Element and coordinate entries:
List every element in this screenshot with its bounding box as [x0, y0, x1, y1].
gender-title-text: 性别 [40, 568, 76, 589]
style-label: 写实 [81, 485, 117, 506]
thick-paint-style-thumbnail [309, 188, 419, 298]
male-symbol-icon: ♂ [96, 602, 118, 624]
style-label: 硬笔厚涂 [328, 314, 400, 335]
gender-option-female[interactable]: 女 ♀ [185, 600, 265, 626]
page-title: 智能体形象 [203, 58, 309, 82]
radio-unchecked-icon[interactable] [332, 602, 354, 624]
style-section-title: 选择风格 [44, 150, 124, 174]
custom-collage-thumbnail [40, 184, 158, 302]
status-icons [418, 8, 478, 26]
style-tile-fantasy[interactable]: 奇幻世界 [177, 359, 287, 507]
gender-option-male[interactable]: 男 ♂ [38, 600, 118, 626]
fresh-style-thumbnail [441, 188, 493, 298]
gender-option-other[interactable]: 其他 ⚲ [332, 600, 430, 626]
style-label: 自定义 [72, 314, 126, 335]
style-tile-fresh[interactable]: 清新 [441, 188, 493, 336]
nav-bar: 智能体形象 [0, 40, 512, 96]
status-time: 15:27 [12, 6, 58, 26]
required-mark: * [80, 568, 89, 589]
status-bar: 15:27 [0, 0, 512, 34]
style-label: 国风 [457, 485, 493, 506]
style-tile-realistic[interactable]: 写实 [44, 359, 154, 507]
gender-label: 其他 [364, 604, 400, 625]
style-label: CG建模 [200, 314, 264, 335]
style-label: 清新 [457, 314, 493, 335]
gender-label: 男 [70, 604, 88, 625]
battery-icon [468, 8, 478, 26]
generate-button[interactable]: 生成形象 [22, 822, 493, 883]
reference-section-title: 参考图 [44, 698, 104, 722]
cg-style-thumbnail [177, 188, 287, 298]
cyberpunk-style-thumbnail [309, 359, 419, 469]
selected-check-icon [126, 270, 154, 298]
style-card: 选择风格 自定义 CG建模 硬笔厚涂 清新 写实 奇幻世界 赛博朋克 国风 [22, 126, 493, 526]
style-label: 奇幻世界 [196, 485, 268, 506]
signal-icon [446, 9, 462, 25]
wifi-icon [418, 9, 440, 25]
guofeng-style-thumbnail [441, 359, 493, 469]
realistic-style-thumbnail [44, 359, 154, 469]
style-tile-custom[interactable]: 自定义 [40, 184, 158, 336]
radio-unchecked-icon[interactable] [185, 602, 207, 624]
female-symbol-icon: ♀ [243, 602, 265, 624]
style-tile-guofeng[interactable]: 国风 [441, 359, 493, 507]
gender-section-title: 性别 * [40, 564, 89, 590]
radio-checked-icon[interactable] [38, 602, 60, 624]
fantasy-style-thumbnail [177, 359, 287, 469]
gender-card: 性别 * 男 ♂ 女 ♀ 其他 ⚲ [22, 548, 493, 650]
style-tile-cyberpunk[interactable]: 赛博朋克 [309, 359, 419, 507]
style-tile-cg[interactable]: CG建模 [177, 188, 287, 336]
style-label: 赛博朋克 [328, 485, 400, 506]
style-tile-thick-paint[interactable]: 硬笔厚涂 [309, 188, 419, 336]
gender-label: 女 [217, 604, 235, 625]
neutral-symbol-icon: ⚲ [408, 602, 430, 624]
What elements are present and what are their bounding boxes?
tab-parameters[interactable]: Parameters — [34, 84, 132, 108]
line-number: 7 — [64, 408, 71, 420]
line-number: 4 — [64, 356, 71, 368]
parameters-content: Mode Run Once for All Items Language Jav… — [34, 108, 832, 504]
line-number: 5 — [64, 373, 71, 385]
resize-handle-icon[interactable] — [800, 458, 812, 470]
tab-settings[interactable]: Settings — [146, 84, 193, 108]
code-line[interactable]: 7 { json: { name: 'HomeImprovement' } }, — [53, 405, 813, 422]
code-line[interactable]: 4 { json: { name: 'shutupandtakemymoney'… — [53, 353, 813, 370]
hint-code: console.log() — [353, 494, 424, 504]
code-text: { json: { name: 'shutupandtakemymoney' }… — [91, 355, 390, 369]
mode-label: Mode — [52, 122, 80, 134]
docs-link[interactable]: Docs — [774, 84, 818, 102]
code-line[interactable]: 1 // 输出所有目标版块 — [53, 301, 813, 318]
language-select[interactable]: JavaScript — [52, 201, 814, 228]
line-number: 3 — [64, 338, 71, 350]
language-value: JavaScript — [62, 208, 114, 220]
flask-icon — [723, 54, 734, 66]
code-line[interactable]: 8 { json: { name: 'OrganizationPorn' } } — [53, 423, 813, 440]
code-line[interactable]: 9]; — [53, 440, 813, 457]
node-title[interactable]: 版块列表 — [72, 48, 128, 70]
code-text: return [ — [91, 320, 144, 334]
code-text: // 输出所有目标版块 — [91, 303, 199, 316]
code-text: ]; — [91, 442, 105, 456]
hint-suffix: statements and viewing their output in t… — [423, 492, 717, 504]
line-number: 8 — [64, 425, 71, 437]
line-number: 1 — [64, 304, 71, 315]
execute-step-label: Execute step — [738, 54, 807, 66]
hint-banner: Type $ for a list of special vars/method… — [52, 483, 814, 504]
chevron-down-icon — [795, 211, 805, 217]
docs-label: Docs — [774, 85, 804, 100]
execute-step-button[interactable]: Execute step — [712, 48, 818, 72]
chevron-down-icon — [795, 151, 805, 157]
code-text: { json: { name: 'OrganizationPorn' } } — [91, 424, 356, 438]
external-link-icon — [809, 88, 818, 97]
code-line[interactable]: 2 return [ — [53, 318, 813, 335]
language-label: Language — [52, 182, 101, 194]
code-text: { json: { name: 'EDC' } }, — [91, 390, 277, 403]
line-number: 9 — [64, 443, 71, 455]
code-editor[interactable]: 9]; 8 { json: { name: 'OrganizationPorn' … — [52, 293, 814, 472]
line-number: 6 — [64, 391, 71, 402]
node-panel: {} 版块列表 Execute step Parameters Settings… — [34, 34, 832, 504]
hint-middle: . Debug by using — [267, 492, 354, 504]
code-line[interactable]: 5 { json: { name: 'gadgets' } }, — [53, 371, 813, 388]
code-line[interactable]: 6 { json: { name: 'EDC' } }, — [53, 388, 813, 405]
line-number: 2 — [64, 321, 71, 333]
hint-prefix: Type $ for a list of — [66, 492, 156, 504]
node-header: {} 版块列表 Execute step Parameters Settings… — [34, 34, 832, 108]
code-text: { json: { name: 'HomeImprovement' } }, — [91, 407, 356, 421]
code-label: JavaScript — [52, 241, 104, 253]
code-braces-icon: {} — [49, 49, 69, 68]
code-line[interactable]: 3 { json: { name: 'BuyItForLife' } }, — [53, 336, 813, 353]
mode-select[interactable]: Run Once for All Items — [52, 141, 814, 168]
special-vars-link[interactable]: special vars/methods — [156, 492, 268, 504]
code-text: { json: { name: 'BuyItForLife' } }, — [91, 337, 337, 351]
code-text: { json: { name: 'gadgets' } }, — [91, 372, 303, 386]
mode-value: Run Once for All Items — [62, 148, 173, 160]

Task to carry out: Rewrite every line of the entries above as a JSON list of strings, one string per line, skipping any blank lines.

Answer for the task:
[
  "List every element in this screenshot with its bounding box as [x0, y0, x1, y1].",
  "gender-title-text: 性别 [40, 568, 76, 589]",
  "style-label: 写实 [81, 485, 117, 506]",
  "thick-paint-style-thumbnail [309, 188, 419, 298]",
  "male-symbol-icon: ♂ [96, 602, 118, 624]",
  "style-label: 硬笔厚涂 [328, 314, 400, 335]",
  "gender-option-female[interactable]: 女 ♀ [185, 600, 265, 626]",
  "page-title: 智能体形象 [203, 58, 309, 82]",
  "radio-unchecked-icon[interactable] [332, 602, 354, 624]",
  "style-section-title: 选择风格 [44, 150, 124, 174]",
  "custom-collage-thumbnail [40, 184, 158, 302]",
  "status-icons [418, 8, 478, 26]",
  "style-tile-fantasy[interactable]: 奇幻世界 [177, 359, 287, 507]",
  "gender-option-male[interactable]: 男 ♂ [38, 600, 118, 626]",
  "fresh-style-thumbnail [441, 188, 493, 298]",
  "gender-option-other[interactable]: 其他 ⚲ [332, 600, 430, 626]",
  "style-label: 自定义 [72, 314, 126, 335]",
  "style-tile-fresh[interactable]: 清新 [441, 188, 493, 336]",
  "nav-bar: 智能体形象 [0, 40, 512, 96]",
  "status-time: 15:27 [12, 6, 58, 26]",
  "required-mark: * [80, 568, 89, 589]",
  "status-bar: 15:27 [0, 0, 512, 34]",
  "style-label: 国风 [457, 485, 493, 506]",
  "style-tile-realistic[interactable]: 写实 [44, 359, 154, 507]",
  "gender-label: 其他 [364, 604, 400, 625]",
  "style-label: CG建模 [200, 314, 264, 335]",
  "style-label: 清新 [457, 314, 493, 335]",
  "gender-label: 男 [70, 604, 88, 625]",
  "battery-icon [468, 8, 478, 26]",
  "generate-button[interactable]: 生成形象 [22, 822, 493, 883]",
  "reference-section-title: 参考图 [44, 698, 104, 722]",
  "cg-style-thumbnail [177, 188, 287, 298]",
  "cyberpunk-style-thumbnail [309, 359, 419, 469]",
  "selected-check-icon [126, 270, 154, 298]",
  "style-card: 选择风格 自定义 CG建模 硬笔厚涂 清新 写实 奇幻世界 赛博朋克 国风 [22, 126, 493, 526]",
  "style-label: 奇幻世界 [196, 485, 268, 506]",
  "signal-icon [446, 9, 462, 25]",
  "wifi-icon [418, 9, 440, 25]",
  "guofeng-style-thumbnail [441, 359, 493, 469]",
  "realistic-style-thumbnail [44, 359, 154, 469]",
  "style-tile-custom[interactable]: 自定义 [40, 184, 158, 336]",
  "radio-unchecked-icon[interactable] [185, 602, 207, 624]",
  "female-symbol-icon: ♀ [243, 602, 265, 624]",
  "style-tile-guofeng[interactable]: 国风 [441, 359, 493, 507]",
  "gender-section-title: 性别 * [40, 564, 89, 590]",
  "radio-checked-icon[interactable] [38, 602, 60, 624]",
  "fantasy-style-thumbnail [177, 359, 287, 469]",
  "gender-card: 性别 * 男 ♂ 女 ♀ 其他 ⚲ [22, 548, 493, 650]",
  "style-tile-cyberpunk[interactable]: 赛博朋克 [309, 359, 419, 507]",
  "style-tile-cg[interactable]: CG建模 [177, 188, 287, 336]",
  "style-label: 赛博朋克 [328, 485, 400, 506]",
  "style-tile-thick-paint[interactable]: 硬笔厚涂 [309, 188, 419, 336]",
  "gender-label: 女 [217, 604, 235, 625]",
  "neutral-symbol-icon: ⚲ [408, 602, 430, 624]",
  "What elements are present and what are their bounding boxes?",
  "tab-parameters[interactable]: Parameters — [34, 84, 132, 108]",
  "line-number: 7 — [64, 408, 71, 420]",
  "line-number: 4 — [64, 356, 71, 368]",
  "parameters-content: Mode Run Once for All Items Language Jav… — [34, 108, 832, 504]",
  "line-number: 5 — [64, 373, 71, 385]",
  "resize-handle-icon[interactable] — [800, 458, 812, 470]",
  "tab-settings[interactable]: Settings — [146, 84, 193, 108]",
  "code-line[interactable]: 7 { json: { name: 'HomeImprovement' } }, — [53, 405, 813, 422]",
  "code-line[interactable]: 4 { json: { name: 'shutupandtakemymoney'… — [53, 353, 813, 370]",
  "hint-code: console.log() — [353, 494, 424, 504]",
  "code-text: { json: { name: 'shutupandtakemymoney' }… — [91, 355, 390, 369]",
  "mode-label: Mode — [52, 122, 80, 134]",
  "docs-link[interactable]: Docs — [774, 84, 818, 102]",
  "code-line[interactable]: 1 // 输出所有目标版块 — [53, 301, 813, 318]",
  "language-select[interactable]: JavaScript — [52, 201, 814, 228]",
  "line-number: 3 — [64, 338, 71, 350]",
  "language-value: JavaScript — [62, 208, 114, 220]",
  "flask-icon — [723, 54, 734, 66]",
  "code-line[interactable]: 8 { json: { name: 'OrganizationPorn' } } — [53, 423, 813, 440]",
  "code-line[interactable]: 9]; — [53, 440, 813, 457]",
  "node-title[interactable]: 版块列表 — [72, 48, 128, 70]",
  "code-text: return [ — [91, 320, 144, 334]",
  "code-text: // 输出所有目标版块 — [91, 303, 199, 316]",
  "code-text: ]; — [91, 442, 105, 456]",
  "hint-suffix: statements and viewing their output in t… — [423, 492, 717, 504]",
  "line-number: 8 — [64, 425, 71, 437]",
  "line-number: 1 — [64, 304, 71, 315]",
  "execute-step-label: Execute step — [738, 54, 807, 66]",
  "hint-banner: Type $ for a list of special vars/method… — [52, 483, 814, 504]",
  "chevron-down-icon — [795, 211, 805, 217]",
  "docs-label: Docs — [774, 85, 804, 100]",
  "execute-step-button[interactable]: Execute step — [712, 48, 818, 72]",
  "chevron-down-icon — [795, 151, 805, 157]",
  "code-text: { json: { name: 'OrganizationPorn' } } — [91, 424, 356, 438]",
  "external-link-icon — [809, 88, 818, 97]",
  "code-line[interactable]: 2 return [ — [53, 318, 813, 335]",
  "language-label: Language — [52, 182, 101, 194]",
  "code-text: { json: { name: 'EDC' } }, — [91, 390, 277, 403]",
  "line-number: 9 — [64, 443, 71, 455]",
  "code-editor[interactable]: 9]; 8 { json: { name: 'OrganizationPorn' … — [52, 293, 814, 472]",
  "line-number: 6 — [64, 391, 71, 402]",
  "node-panel: {} 版块列表 Execute step Parameters Settings… — [34, 34, 832, 504]",
  "hint-middle: . Debug by using — [267, 492, 354, 504]",
  "code-line[interactable]: 5 { json: { name: 'gadgets' } }, — [53, 371, 813, 388]",
  "code-line[interactable]: 6 { json: { name: 'EDC' } }, — [53, 388, 813, 405]",
  "line-number: 2 — [64, 321, 71, 333]",
  "hint-prefix: Type $ for a list of — [66, 492, 156, 504]",
  "node-header: {} 版块列表 Execute step Parameters Settings… — [34, 34, 832, 108]",
  "code-text: { json: { name: 'HomeImprovement' } }, — [91, 407, 356, 421]",
  "code-label: JavaScript — [52, 241, 104, 253]",
  "code-braces-icon: {} — [49, 49, 69, 68]",
  "code-line[interactable]: 3 { json: { name: 'BuyItForLife' } }, — [53, 336, 813, 353]",
  "mode-select[interactable]: Run Once for All Items — [52, 141, 814, 168]",
  "special-vars-link[interactable]: special vars/methods — [156, 492, 268, 504]",
  "code-text: { json: { name: 'BuyItForLife' } }, — [91, 337, 337, 351]",
  "code-text: { json: { name: 'gadgets' } }, — [91, 372, 303, 386]",
  "mode-value: Run Once for All Items — [62, 148, 173, 160]"
]